### [Selected extract]
Bruce Timm, for instance, does his loose layouts on typing paper and then blows them up to large original art size then inks them (with a magic marker). The inks are pretty tight and could at this point be reproduced from, but Bruce chooses to add another step. Using a lightbox, he completely traces the page onto another sheet of paper, refining the images to the point where he’s satisfied with the end result. If you compare this “layout” page with the finished page, you’ll notice subtle alterations and additions.
Via Comic Art Fans
There is much to like about the Mister Freeze that was seen on Batman: The Animated Series. The original design was done by Mike Mignola. He was first seen in Heart of Ice. To this day this episode is often mentioned as one of B:TAS best episodes. (Written by Paul Dini and directed by Bruce Timm, it won an Emmy for outstanding Writing in an Animated Program.) As you can see on this cover from the first Batman Adventures Holiday Special (1995), Mignola’s design works perfectly when executed by Bruce Timm.
Mister Freeze is an intersting villain. Doomed to live in a subzero environment, (after one of those chemical accidents that also created Two Face, Clayface andThe Joker; they sure seem to be having a lot of those in Gotham!) he is motivated by his passion for his wife, who he froze in an attempt to save her from a terminal illness. Stripped from emotions, his red hollow stare shows both danger and sadness.
Original cover art by Bruce Timm, via Comic Art Fans.
A pin-up from 100 Bullets, by Jordi Bernet. I really love the work of Bernet! (as I’ve said before)
One thing that I really like about Bernet’s work is that on one hand it is extremely realistic, while at the sime time being quite cartoony. In Modern Masters #3 Bruce Timm describes the style of Alex Toth:
That’s the weird thing: everybody thinks of his tuff as really cartoony and simplified, but deep down inside he has so much knowledge of how to draw that his drawings are really very subtle. They’re almost photgraphically solid. Everything he draws is absolutely solidly constructed. When he puts pencil and ink to paper, it is as if he’s tracing off a photograph or a statue that he’s seen in his mind.
I think the same can be said about Bernet. And it probably explains why he was the right guy to take over Torpedo from Toth, even though their style is very different.

### [Instructions for the task]
Carry the post on Bruce Timm, Mister Freeze and Jordi Bernet forward from its last sentence.

### [Records taken from a dataset]
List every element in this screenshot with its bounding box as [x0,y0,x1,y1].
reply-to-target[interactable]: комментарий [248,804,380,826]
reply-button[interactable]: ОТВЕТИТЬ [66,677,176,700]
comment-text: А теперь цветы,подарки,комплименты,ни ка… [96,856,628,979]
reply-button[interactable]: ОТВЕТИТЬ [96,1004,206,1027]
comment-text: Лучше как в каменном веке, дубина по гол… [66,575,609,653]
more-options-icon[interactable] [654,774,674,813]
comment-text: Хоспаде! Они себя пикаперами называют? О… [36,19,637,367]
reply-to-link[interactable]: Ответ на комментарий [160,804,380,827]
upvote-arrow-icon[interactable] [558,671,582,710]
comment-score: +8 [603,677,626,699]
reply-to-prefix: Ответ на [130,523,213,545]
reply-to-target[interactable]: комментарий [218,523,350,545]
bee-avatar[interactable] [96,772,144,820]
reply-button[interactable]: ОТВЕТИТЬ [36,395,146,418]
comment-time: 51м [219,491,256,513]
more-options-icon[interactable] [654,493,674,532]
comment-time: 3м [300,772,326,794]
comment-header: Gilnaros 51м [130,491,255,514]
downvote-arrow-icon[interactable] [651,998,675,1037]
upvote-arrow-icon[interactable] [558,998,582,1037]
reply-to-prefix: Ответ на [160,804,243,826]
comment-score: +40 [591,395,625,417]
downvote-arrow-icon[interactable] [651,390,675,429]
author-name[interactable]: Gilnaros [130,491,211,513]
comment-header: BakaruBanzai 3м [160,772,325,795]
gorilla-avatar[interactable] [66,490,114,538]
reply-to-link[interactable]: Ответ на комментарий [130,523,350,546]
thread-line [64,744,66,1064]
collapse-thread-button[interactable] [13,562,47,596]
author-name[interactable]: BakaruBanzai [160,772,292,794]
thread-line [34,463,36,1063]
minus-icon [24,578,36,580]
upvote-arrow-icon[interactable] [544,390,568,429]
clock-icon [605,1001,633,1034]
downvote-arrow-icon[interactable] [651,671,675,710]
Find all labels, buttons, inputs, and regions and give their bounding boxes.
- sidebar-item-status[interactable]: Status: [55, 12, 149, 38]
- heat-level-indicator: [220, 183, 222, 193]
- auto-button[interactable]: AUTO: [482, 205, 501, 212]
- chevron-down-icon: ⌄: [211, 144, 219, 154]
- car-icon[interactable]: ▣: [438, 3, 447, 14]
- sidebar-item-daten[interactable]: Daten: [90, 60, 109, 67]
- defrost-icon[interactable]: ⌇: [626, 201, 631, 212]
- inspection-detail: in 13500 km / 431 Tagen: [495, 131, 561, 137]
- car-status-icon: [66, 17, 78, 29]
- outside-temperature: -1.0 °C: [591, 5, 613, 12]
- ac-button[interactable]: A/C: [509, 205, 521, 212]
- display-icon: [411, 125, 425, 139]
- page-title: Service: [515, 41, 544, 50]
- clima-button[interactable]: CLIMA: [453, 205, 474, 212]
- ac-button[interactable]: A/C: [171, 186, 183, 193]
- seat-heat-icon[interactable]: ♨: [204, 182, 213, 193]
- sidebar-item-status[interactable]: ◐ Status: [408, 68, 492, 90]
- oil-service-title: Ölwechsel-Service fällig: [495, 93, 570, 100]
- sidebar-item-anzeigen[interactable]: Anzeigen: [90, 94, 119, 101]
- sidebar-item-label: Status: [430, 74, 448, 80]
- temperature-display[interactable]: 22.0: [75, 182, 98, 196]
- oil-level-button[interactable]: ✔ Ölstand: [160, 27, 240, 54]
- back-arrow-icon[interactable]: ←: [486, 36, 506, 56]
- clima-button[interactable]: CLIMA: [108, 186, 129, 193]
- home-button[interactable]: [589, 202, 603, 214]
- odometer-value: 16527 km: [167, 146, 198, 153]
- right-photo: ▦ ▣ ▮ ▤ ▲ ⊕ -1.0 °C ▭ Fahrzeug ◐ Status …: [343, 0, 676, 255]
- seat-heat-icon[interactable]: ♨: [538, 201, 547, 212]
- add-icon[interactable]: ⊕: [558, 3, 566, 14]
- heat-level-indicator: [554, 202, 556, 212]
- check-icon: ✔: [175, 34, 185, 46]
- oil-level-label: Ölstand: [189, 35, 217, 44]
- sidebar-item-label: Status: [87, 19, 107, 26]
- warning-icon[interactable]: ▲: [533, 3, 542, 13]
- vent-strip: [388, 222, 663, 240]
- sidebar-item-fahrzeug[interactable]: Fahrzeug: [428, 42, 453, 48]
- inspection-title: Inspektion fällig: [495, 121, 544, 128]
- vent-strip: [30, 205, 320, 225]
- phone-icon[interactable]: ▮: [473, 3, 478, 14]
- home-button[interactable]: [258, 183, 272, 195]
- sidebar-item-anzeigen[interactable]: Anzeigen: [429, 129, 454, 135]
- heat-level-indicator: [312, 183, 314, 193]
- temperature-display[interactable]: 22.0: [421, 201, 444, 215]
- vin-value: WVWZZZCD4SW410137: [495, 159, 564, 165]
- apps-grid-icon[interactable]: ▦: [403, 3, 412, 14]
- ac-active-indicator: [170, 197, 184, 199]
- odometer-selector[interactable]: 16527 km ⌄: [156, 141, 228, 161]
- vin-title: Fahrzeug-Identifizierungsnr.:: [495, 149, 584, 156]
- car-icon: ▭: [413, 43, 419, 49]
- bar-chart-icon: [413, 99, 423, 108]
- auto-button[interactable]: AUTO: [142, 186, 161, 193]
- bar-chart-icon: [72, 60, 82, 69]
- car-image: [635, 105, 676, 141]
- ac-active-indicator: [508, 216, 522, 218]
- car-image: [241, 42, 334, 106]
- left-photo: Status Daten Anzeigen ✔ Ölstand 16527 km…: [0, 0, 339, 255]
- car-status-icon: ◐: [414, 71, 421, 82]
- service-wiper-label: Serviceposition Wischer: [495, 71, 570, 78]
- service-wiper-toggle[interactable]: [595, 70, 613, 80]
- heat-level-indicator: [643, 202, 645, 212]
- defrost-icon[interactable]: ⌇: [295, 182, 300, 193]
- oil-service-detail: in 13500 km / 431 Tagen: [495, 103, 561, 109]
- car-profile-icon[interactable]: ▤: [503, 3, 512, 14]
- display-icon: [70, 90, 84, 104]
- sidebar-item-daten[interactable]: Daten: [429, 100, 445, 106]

### [Response area]
This pin-up is a good example of this contrast between real and cartoony: when you look at it the first thing you notice is Augustus Medici, the guy with the cigar. He is drawn rather realisitcally, but when you look at the characters in the background you will see that they are way more cartoony. (He also snuck a Torpedo in there!)
For me the work of Bernet is all about this balance. His Clara de Noche comics for instance are drawn extremely cartoony but all the jokes are very sexual: definitely a comic for a mature audience. In Jonah Hex his cartoony style forms a great contrast with all the graphic violence. While the Chica series he did, was just plain pornographic but at the same time features some of the most beautiful artwork he has ever done. (I’ve left out links for Clara and Chica. Look ‘em up if you feel like it, but be careful: NSFW!)
This post is a reaction on this article from Mark Kennedy’s awesome blog: The Temple of the Seven Golden Camels. And, even though the contrast between realistic and cartoony is what attracts me in Bernet’s work, I do have to agree with Mister Kennedy on this one: those stars don’t belong in that world.
From 100 Bullets #26, also published in TPB #4; A Foregone Tomorrow. I believe I found this image via Comic Art Fans.
Storyboards from Legends of the Dark Knight, episode #105 from Batman the Animated Series; the legendary tv show designed and produced by Bruce Timm in the 1990’s . These storyboards were drawn by Darwyn Cooke and colored by BTAS art director Glen Murakami.
In this BTAS episode some Gotham kids tell each other stories about their different takes on Batman. As you probably guessed, this paticular take is inspired by Frank Miller’s Batman: The Dark Knigt Returns.
Scans from Batman Animated; one of my favourite artbooks of all-time.